──────── Input records ────────

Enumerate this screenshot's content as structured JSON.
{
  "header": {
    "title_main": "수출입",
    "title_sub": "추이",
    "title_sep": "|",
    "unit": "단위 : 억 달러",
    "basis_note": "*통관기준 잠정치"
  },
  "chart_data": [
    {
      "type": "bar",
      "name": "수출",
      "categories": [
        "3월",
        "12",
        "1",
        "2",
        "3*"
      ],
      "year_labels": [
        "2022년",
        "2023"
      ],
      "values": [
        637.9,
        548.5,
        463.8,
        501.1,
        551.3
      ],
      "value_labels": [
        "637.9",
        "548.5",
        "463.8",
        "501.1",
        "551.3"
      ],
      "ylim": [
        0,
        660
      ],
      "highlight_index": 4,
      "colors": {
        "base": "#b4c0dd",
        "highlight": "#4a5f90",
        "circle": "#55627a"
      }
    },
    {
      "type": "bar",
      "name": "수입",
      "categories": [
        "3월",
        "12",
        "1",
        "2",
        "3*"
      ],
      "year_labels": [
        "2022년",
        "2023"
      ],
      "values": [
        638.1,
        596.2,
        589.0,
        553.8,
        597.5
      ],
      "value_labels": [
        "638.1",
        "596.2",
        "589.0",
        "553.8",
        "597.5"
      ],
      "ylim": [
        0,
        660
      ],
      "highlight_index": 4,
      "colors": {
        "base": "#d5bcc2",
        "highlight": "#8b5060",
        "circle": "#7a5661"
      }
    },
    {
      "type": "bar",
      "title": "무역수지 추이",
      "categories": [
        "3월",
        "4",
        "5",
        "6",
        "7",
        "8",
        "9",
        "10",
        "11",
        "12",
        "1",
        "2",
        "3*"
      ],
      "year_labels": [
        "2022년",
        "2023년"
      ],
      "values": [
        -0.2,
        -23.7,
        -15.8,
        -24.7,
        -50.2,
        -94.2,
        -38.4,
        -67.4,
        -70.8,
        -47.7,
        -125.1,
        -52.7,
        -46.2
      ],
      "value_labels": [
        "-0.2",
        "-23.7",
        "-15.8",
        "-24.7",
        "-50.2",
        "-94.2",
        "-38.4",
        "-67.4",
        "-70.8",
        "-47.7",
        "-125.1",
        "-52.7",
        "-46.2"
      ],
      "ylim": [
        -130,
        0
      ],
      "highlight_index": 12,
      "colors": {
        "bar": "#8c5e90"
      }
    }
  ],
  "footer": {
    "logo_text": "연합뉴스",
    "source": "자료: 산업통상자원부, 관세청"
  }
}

────────

Requirement: Word for word, write out the data.

Solution:
Enumerate this screenshot's content as structured JSON.
{
  "header": {
    "title_main": "수출입",
    "title_sub": "추이",
    "title_sep": "|",
    "unit": "단위 : 억 달러",
    "basis_note": "*통관기준 잠정치"
  },
  "chart_data": [
    {
      "type": "bar",
      "name": "수출",
      "categories": [
        "3월",
        "12",
        "1",
        "2",
        "3*"
      ],
      "year_labels": [
        "2022년",
        "2023"
      ],
      "values": [
        637.9,
        548.5,
        463.8,
        501.1,
        551.3
      ],
      "value_labels": [
        "637.9",
        "548.5",
        "463.8",
        "501.1",
        "551.3"
      ],
      "ylim": [
        0,
        660
      ],
      "highlight_index": 4,
      "colors": {
        "base": "#b4c0dd",
        "highlight": "#4a5f90",
        "circle": "#55627a"
      }
    },
    {
      "type": "bar",
      "name": "수입",
      "categories": [
        "3월",
        "12",
        "1",
        "2",
        "3*"
      ],
      "year_labels": [
        "2022년",
        "2023"
      ],
      "values": [
        638.1,
        596.2,
        589.0,
        553.8,
        597.5
      ],
      "value_labels": [
        "638.1",
        "596.2",
        "589.0",
        "553.8",
        "597.5"
      ],
      "ylim": [
        0,
        660
      ],
      "highlight_index": 4,
      "colors": {
        "base": "#d5bcc2",
        "highlight": "#8b5060",
        "circle": "#7a5661"
      }
    },
    {
      "type": "bar",
      "title": "무역수지 추이",
      "categories": [
        "3월",
        "4",
        "5",
        "6",
        "7",
        "8",
        "9",
        "10",
        "11",
        "12",
        "1",
        "2",
        "3*"
      ],
      "year_labels": [
        "2022년",
        "2023년"
      ],
      "values": [
        -0.2,
        -23.7,
        -15.8,
        -24.7,
        -50.2,
        -94.2,
        -38.4,
        -67.4,
        -70.8,
        -47.7,
        -125.1,
        -52.7,
        -46.2
      ],
      "value_labels": [
        "-0.2",
        "-23.7",
        "-15.8",
        "-24.7",
        "-50.2",
        "-94.2",
        "-38.4",
        "-67.4",
        "-70.8",
        "-47.7",
        "-125.1",
        "-52.7",
        "-46.2"
      ],
      "ylim": [
        -130,
        0
      ],
      "highlight_index": 12,
      "colors": {
        "bar": "#8c5e90"
      }
    }
  ],
  "footer": {
    "logo_text": "연합뉴스",
    "source": "자료: 산업통상자원부, 관세청"
  }
}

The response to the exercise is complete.